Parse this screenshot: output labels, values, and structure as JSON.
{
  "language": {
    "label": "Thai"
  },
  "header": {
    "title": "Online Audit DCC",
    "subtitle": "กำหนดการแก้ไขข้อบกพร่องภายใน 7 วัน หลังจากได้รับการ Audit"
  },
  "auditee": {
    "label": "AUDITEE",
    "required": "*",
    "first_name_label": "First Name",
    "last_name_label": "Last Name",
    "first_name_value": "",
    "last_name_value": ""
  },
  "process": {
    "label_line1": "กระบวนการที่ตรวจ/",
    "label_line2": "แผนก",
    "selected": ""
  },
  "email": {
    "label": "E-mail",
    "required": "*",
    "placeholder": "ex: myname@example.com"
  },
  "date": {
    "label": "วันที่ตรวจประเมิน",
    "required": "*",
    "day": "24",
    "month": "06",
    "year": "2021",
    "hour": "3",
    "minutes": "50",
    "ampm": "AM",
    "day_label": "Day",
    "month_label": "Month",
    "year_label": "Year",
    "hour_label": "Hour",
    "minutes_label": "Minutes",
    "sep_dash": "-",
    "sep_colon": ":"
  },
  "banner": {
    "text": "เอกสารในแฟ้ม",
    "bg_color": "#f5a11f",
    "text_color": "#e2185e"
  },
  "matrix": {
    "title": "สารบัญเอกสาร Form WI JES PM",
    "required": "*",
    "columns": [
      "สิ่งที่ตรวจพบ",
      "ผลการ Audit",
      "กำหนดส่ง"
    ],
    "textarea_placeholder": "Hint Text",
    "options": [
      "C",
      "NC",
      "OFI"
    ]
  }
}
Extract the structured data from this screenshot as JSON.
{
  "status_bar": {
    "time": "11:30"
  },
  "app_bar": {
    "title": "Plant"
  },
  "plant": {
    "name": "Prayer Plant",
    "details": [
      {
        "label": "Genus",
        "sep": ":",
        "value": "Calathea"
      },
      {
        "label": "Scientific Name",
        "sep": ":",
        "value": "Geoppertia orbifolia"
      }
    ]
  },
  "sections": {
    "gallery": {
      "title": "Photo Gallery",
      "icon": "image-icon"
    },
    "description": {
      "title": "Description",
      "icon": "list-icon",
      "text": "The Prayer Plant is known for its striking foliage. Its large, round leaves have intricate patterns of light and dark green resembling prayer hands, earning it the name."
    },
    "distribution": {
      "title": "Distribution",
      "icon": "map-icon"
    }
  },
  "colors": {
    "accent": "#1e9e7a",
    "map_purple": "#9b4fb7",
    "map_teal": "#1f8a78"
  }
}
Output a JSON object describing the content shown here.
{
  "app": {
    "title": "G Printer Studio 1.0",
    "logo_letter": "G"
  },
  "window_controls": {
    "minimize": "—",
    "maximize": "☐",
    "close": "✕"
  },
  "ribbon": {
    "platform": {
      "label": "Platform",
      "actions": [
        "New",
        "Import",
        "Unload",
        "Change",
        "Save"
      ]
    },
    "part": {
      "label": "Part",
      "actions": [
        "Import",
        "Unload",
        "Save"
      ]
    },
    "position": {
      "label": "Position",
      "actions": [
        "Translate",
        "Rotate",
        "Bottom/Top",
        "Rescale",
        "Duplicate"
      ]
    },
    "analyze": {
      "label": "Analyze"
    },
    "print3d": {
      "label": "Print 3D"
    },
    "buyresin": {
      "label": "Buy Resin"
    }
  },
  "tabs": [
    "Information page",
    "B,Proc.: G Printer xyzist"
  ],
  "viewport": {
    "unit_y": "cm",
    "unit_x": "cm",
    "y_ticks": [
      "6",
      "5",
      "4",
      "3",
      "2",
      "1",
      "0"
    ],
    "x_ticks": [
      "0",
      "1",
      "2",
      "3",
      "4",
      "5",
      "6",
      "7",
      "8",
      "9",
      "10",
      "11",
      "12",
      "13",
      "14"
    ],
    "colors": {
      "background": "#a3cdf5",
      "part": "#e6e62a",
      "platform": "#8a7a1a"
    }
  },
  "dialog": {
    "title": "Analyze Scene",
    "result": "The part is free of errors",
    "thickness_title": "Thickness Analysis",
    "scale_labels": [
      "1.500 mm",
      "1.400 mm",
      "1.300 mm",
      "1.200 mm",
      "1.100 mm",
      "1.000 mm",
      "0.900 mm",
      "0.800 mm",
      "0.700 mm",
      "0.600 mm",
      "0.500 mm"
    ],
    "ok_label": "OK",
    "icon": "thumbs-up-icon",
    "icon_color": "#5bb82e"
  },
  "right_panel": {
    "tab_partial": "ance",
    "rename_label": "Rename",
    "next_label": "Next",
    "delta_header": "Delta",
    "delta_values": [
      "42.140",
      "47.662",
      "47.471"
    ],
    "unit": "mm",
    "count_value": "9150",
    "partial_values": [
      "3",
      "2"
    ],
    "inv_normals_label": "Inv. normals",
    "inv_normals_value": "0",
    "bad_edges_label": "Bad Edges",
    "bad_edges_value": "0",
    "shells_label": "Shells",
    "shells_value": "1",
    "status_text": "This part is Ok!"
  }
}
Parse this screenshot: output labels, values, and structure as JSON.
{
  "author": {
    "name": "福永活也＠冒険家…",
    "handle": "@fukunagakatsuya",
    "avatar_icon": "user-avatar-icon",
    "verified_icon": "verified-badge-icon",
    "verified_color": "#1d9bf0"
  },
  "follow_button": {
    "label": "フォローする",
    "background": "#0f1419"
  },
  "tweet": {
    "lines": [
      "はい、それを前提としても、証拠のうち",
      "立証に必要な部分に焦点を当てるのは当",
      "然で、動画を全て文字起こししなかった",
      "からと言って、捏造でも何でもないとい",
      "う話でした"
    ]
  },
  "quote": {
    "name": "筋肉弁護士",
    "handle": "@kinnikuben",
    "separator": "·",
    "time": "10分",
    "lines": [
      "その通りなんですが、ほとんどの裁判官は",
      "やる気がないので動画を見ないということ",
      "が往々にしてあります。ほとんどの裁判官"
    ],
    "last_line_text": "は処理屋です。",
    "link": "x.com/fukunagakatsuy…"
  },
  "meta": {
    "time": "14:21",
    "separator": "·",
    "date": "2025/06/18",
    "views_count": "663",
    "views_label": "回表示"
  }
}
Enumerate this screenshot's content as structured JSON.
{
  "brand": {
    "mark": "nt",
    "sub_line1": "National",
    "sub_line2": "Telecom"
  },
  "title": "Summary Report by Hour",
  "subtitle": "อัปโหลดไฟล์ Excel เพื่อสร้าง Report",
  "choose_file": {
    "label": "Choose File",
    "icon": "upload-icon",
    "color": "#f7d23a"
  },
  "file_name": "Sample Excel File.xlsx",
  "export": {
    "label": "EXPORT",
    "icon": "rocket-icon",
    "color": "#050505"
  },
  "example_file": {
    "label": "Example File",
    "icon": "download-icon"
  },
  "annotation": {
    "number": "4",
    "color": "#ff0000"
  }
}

++++++++++++++++++++

STATED GOAL>
List each line of the entries that holds the string "Report".

RESPONSE BELOW>
  "title": "Summary Report by Hour",
  "subtitle": "อัปโหลดไฟล์ Excel เพื่อสร้าง Report",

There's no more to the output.